Stored data entries:

=====

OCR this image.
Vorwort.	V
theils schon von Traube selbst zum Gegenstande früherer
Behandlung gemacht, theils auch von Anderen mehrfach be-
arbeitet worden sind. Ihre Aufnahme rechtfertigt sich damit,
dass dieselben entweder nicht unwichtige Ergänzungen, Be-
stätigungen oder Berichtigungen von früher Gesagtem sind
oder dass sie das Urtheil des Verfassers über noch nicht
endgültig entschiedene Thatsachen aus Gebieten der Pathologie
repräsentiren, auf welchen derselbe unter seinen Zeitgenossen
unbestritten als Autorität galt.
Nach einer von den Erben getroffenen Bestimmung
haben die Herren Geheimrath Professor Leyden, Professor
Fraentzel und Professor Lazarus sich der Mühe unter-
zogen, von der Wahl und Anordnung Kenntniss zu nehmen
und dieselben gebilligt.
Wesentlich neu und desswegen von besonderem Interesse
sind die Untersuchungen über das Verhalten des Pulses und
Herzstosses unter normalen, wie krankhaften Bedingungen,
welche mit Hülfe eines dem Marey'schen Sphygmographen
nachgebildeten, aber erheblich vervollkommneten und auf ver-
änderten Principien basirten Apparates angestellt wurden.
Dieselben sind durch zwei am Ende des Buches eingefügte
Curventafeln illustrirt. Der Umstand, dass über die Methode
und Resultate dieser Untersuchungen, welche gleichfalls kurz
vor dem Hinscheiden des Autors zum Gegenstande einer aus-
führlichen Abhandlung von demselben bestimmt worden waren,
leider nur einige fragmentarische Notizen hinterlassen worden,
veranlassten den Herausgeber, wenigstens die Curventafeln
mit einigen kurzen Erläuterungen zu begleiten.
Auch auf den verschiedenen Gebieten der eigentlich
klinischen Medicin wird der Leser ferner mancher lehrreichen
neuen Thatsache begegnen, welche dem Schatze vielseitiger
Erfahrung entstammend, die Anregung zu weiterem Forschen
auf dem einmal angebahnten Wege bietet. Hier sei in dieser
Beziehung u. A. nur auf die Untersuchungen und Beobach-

=====

- **GOAL**
Restate each record word for word.

- **ANSWER TO THE PROBLEM**
OCR this image.
Vorwort.	V
theils schon von Traube selbst zum Gegenstande früherer
Behandlung gemacht, theils auch von Anderen mehrfach be-
arbeitet worden sind. Ihre Aufnahme rechtfertigt sich damit,
dass dieselben entweder nicht unwichtige Ergänzungen, Be-
stätigungen oder Berichtigungen von früher Gesagtem sind
oder dass sie das Urtheil des Verfassers über noch nicht
endgültig entschiedene Thatsachen aus Gebieten der Pathologie
repräsentiren, auf welchen derselbe unter seinen Zeitgenossen
unbestritten als Autorität galt.
Nach einer von den Erben getroffenen Bestimmung
haben die Herren Geheimrath Professor Leyden, Professor
Fraentzel und Professor Lazarus sich der Mühe unter-
zogen, von der Wahl und Anordnung Kenntniss zu nehmen
und dieselben gebilligt.
Wesentlich neu und desswegen von besonderem Interesse
sind die Untersuchungen über das Verhalten des Pulses und
Herzstosses unter normalen, wie krankhaften Bedingungen,
welche mit Hülfe eines dem Marey'schen Sphygmographen
nachgebildeten, aber erheblich vervollkommneten und auf ver-
änderten Principien basirten Apparates angestellt wurden.
Dieselben sind durch zwei am Ende des Buches eingefügte
Curventafeln illustrirt. Der Umstand, dass über die Methode
und Resultate dieser Untersuchungen, welche gleichfalls kurz
vor dem Hinscheiden des Autors zum Gegenstande einer aus-
führlichen Abhandlung von demselben bestimmt worden waren,
leider nur einige fragmentarische Notizen hinterlassen worden,
veranlassten den Herausgeber, wenigstens die Curventafeln
mit einigen kurzen Erläuterungen zu begleiten.
Auch auf den verschiedenen Gebieten der eigentlich
klinischen Medicin wird der Leser ferner mancher lehrreichen
neuen Thatsache begegnen, welche dem Schatze vielseitiger
Erfahrung entstammend, die Anregung zu weiterem Forschen
auf dem einmal angebahnten Wege bietet. Hier sei in dieser
Beziehung u. A. nur auf die Untersuchungen und Beobach-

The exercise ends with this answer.